Work instructions: In the listing below, find every line with the string "בליווי" and pull it out.
+--
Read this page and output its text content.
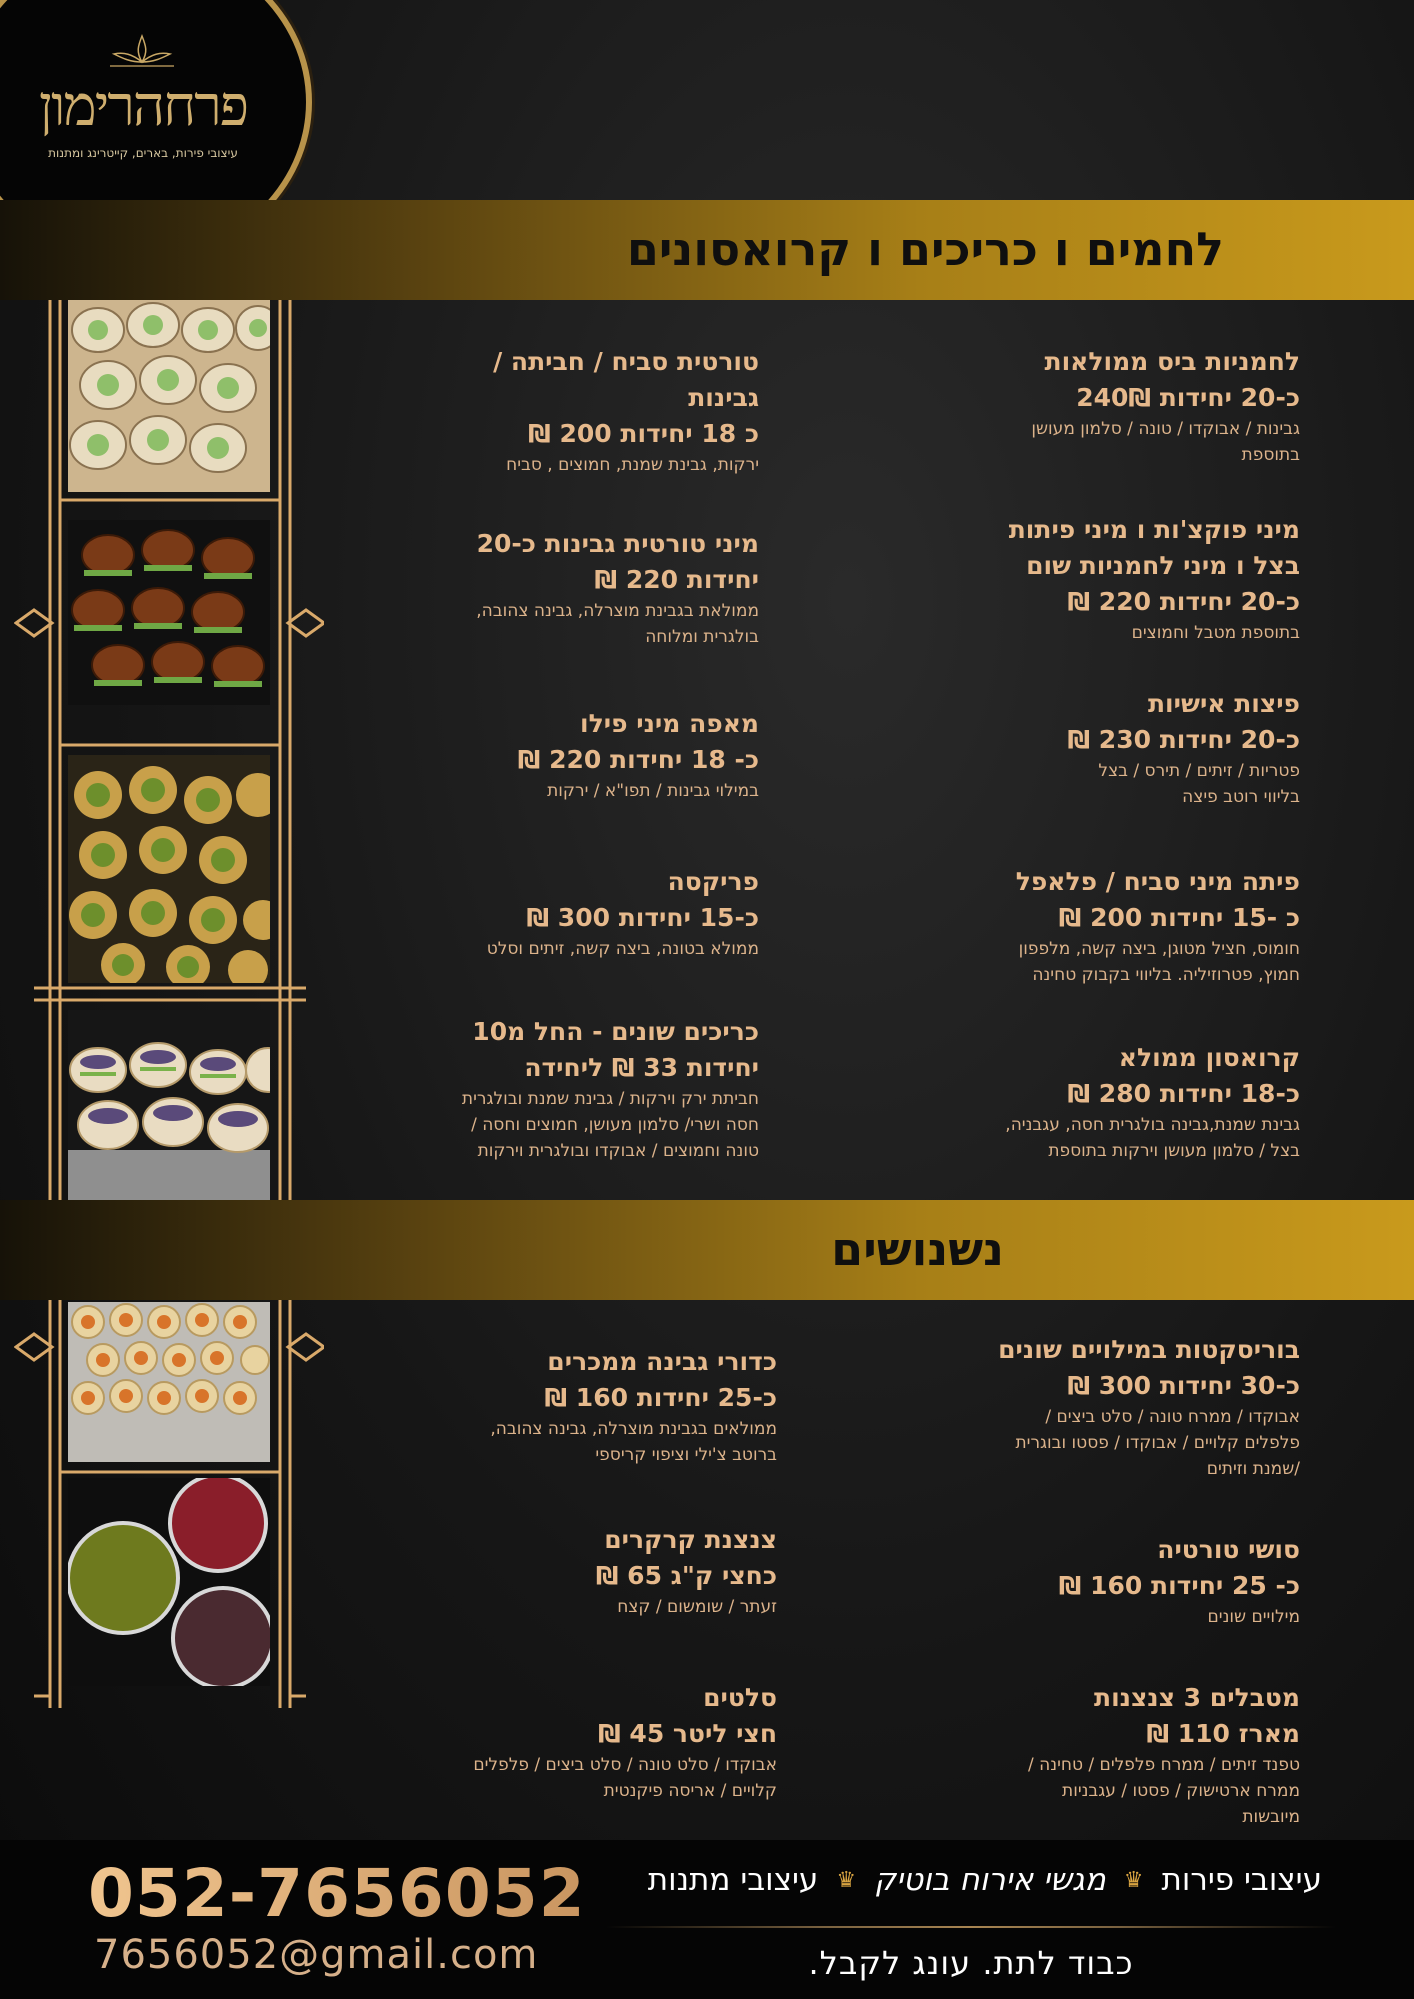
פרחהרימון
עיצובי פירות, בארים, קייטרינג ומתנות
לחמים ו כריכים ו קרואסונים
נשנושים
לחמניות ביס ממולאות
כ-20 יחידות 240₪
גבינות / אבוקדו / טונה / סלמון מעושן
בתוספת
מיני פוקצ'ות ו מיני פיתות
בצל ו מיני לחמניות שום
כ-20 יחידות 220 ₪
בתוספת מטבל וחמוצים
פיצות אישיות
כ-20 יחידות 230 ₪
פטריות / זיתים / תירס / בצל
בליווי רוטב פיצה
פיתה מיני סביח / פלאפל
כ -15 יחידות 200 ₪
חומוס, חציל מטוגן, ביצה קשה, מלפפון
חמוץ, פטרוזיליה. בליווי בקבוק טחינה
קרואסון ממולא
כ-18 יחידות 280 ₪
גבינת שמנת,גבינה בולגרית חסה, עגבניה,
בצל / סלמון מעושן וירקות בתוספת
טורטית סביח / חביתה /
גבינות
כ 18 יחידות 200 ₪
ירקות, גבינת שמנת, חמוצים , סביח
מיני טורטית גבינות כ-20
יחידות 220 ₪
ממולאת בגבינת מוצרלה, גבינה צהובה,
בולגרית ומלוחה
מאפה מיני פילו
כ- 18 יחידות 220 ₪
במילוי גבינות / תפו"א / ירקות
פריקסה
כ-15 יחידות 300 ₪
ממולא בטונה, ביצה קשה, זיתים וסלט
כריכים שונים - החל מ10
יחידות 33 ₪ ליחידה
חביתת ירק וירקות / גבינת שמנת ובולגרית
חסה ושרי/ סלמון מעושן, חמוצים וחסה /
טונה וחמוצים / אבוקדו ובולגרית וירקות
בוריסקטות במילויים שונים
כ-30 יחידות 300 ₪
אבוקדו / ממרח טונה / סלט ביצים /
פלפלים קלויים / אבוקדו / פסטו ובוגרית
/שמנת וזיתים
סושי טורטיה
כ- 25 יחידות 160 ₪
מילויים שונים
מטבלים 3 צנצנות
מארז 110 ₪
טפנד זיתים / ממרח פלפלים / טחינה /
ממרח ארטישוק / פסטו / עגבניות
מיובשות
כדורי גבינה ממכרים
כ-25 יחידות 160 ₪
ממולאים בגבינת מוצרלה, גבינה צהובה,
ברוטב צ'ילי וציפוי קריספי
צנצנת קרקרים
כחצי ק"ג 65 ₪
זעתר / שומשום / קצח
סלטים
חצי ליטר 45 ₪
אבוקדו / סלט טונה / סלט ביצים / פלפלים
קלויים / אריסה פיקנטית
052-7656052
7656052@gmail.com
עיצובי פירות
♛
מגשי אירוח בוטיק
♛
עיצובי מתנות
כבוד לתת. עונג לקבל.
+--
Final answer:
בליווי רוטב פיצה
חמוץ, פטרוזיליה. בליווי בקבוק טחינה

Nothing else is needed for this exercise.